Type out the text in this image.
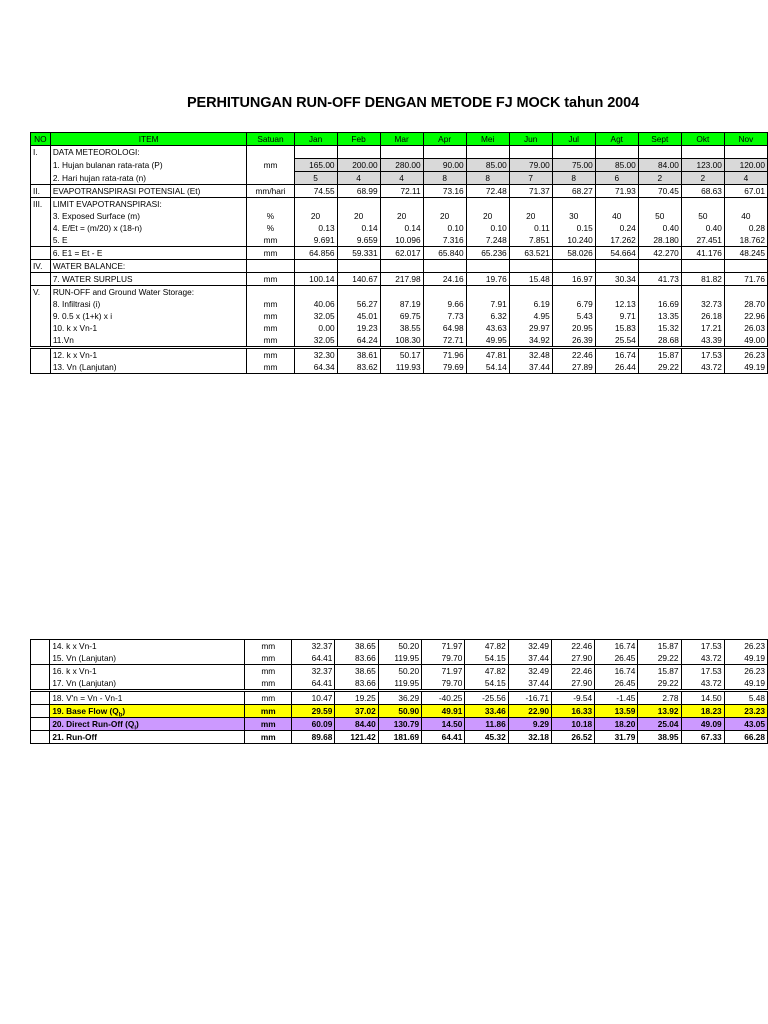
PERHITUNGAN RUN-OFF DENGAN METODE FJ MOCK tahun 2004
NO	ITEM	Satuan	Jan	Feb	Mar	Apr	Mei	Jun	Jul	Agt	Sept	Okt	Nov
I.	DATA METEOROLOGI:												
	1. Hujan bulanan rata-rata (P)	mm	165.00	200.00	280.00	90.00	85.00	79.00	75.00	85.00	84.00	123.00	120.00
	2. Hari hujan rata-rata (n)		5	4	4	8	8	7	8	6	2	2	4
II.	EVAPOTRANSPIRASI POTENSIAL (Et)	mm/hari	74.55	68.99	72.11	73.16	72.48	71.37	68.27	71.93	70.45	68.63	67.01
III.	LIMIT EVAPOTRANSPIRASI:												
	3. Exposed Surface (m)	%	20	20	20	20	20	20	30	40	50	50	40
	4. E/Et = (m/20) x (18-n)	%	0.13	0.14	0.14	0.10	0.10	0.11	0.15	0.24	0.40	0.40	0.28
	5. E	mm	9.691	9.659	10.096	7.316	7.248	7.851	10.240	17.262	28.180	27.451	18.762
	6. E1 = Et - E	mm	64.856	59.331	62.017	65.840	65.236	63.521	58.026	54.664	42.270	41.176	48.245
IV.	WATER BALANCE:												
	7. WATER SURPLUS	mm	100.14	140.67	217.98	24.16	19.76	15.48	16.97	30.34	41.73	81.82	71.76
V.	RUN-OFF and Ground Water Storage:												
	8. Infiltrasi (i)	mm	40.06	56.27	87.19	9.66	7.91	6.19	6.79	12.13	16.69	32.73	28.70
	9. 0.5 x (1+k) x i	mm	32.05	45.01	69.75	7.73	6.32	4.95	5.43	9.71	13.35	26.18	22.96
	10. k x Vn-1	mm	0.00	19.23	38.55	64.98	43.63	29.97	20.95	15.83	15.32	17.21	26.03
	11.Vn	mm	32.05	64.24	108.30	72.71	49.95	34.92	26.39	25.54	28.68	43.39	49.00
	12. k x Vn-1	mm	32.30	38.61	50.17	71.96	47.81	32.48	22.46	16.74	15.87	17.53	26.23
	13. Vn (Lanjutan)	mm	64.34	83.62	119.93	79.69	54.14	37.44	27.89	26.44	29.22	43.72	49.19
	14. k x Vn-1	mm	32.37	38.65	50.20	71.97	47.82	32.49	22.46	16.74	15.87	17.53	26.23
	15. Vn (Lanjutan)	mm	64.41	83.66	119.95	79.70	54.15	37.44	27.90	26.45	29.22	43.72	49.19
	16. k x Vn-1	mm	32.37	38.65	50.20	71.97	47.82	32.49	22.46	16.74	15.87	17.53	26.23
	17. Vn (Lanjutan)	mm	64.41	83.66	119.95	79.70	54.15	37.44	27.90	26.45	29.22	43.72	49.19
	18. V'n = Vn - Vn-1	mm	10.47	19.25	36.29	-40.25	-25.56	-16.71	-9.54	-1.45	2.78	14.50	5.48
	19. Base Flow $(Q_b)$	mm	29.59	37.02	50.90	49.91	33.46	22.90	16.33	13.59	13.92	18.23	23.23
	20. Direct Run-Off $(Q_i)$	mm	60.09	84.40	130.79	14.50	11.86	9.29	10.18	18.20	25.04	49.09	43.05
	21. Run-Off	mm	89.68	121.42	181.69	64.41	45.32	32.18	26.52	31.79	38.95	67.33	66.28
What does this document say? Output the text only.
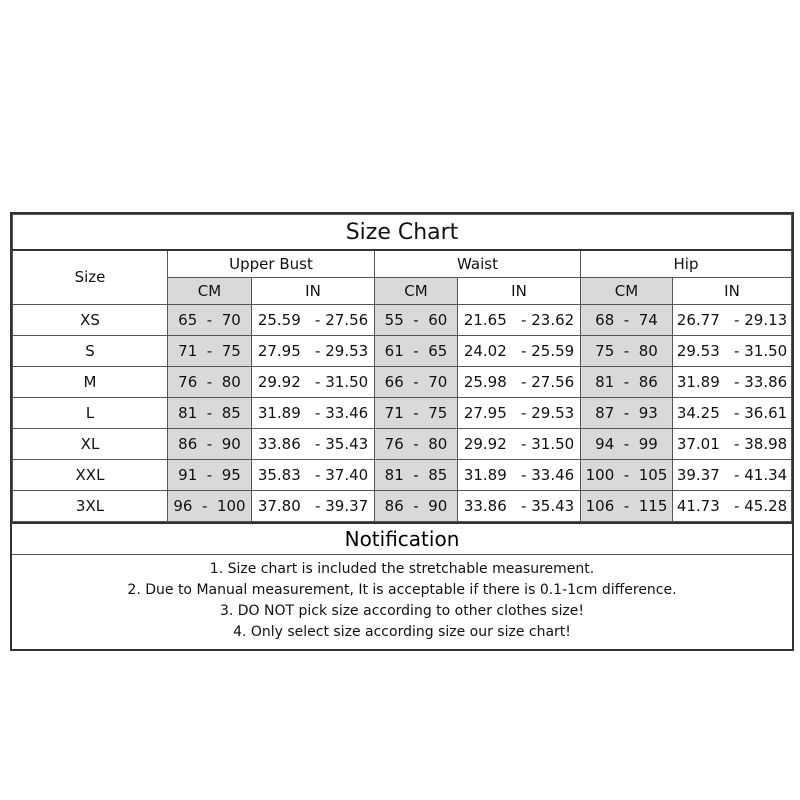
Size Chart						
Size	Upper Bust		Waist		Hip	
	CM	IN	CM	IN	CM	IN
XS	65  -  70	25.59   - 27.56	55  -  60	21.65   - 23.62	68  -  74	26.77   - 29.13
S	71  -  75	27.95   - 29.53	61  -  65	24.02   - 25.59	75  -  80	29.53   - 31.50
M	76  -  80	29.92   - 31.50	66  -  70	25.98   - 27.56	81  -  86	31.89   - 33.86
L	81  -  85	31.89   - 33.46	71  -  75	27.95   - 29.53	87  -  93	34.25   - 36.61
XL	86  -  90	33.86   - 35.43	76  -  80	29.92   - 31.50	94  -  99	37.01   - 38.98
XXL	91  -  95	35.83   - 37.40	81  -  85	31.89   - 33.46	100  -  105	39.37   - 41.34
3XL	96  -  100	37.80   - 39.37	86  -  90	33.86   - 35.43	106  -  115	41.73   - 45.28
Notification
1. Size chart is included the stretchable measurement.
2. Due to Manual measurement, It is acceptable if there is 0.1-1cm difference.
3. DO NOT pick size according to other clothes size!
4. Only select size according size our size chart!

§ §

> [WHAT TO DO] Only lines holding the string "EVAPOTRANSPIRASI" are wanted; gather each one from the entries above.

> [OUTPUT FOR THIS EXERCISE]
II.	EVAPOTRANSPIRASI POTENSIAL (Et)	mm/hari	74.55	68.99	72.11	73.16	72.48	71.37	68.27	71.93	70.45	68.63	67.01
III.	LIMIT EVAPOTRANSPIRASI:												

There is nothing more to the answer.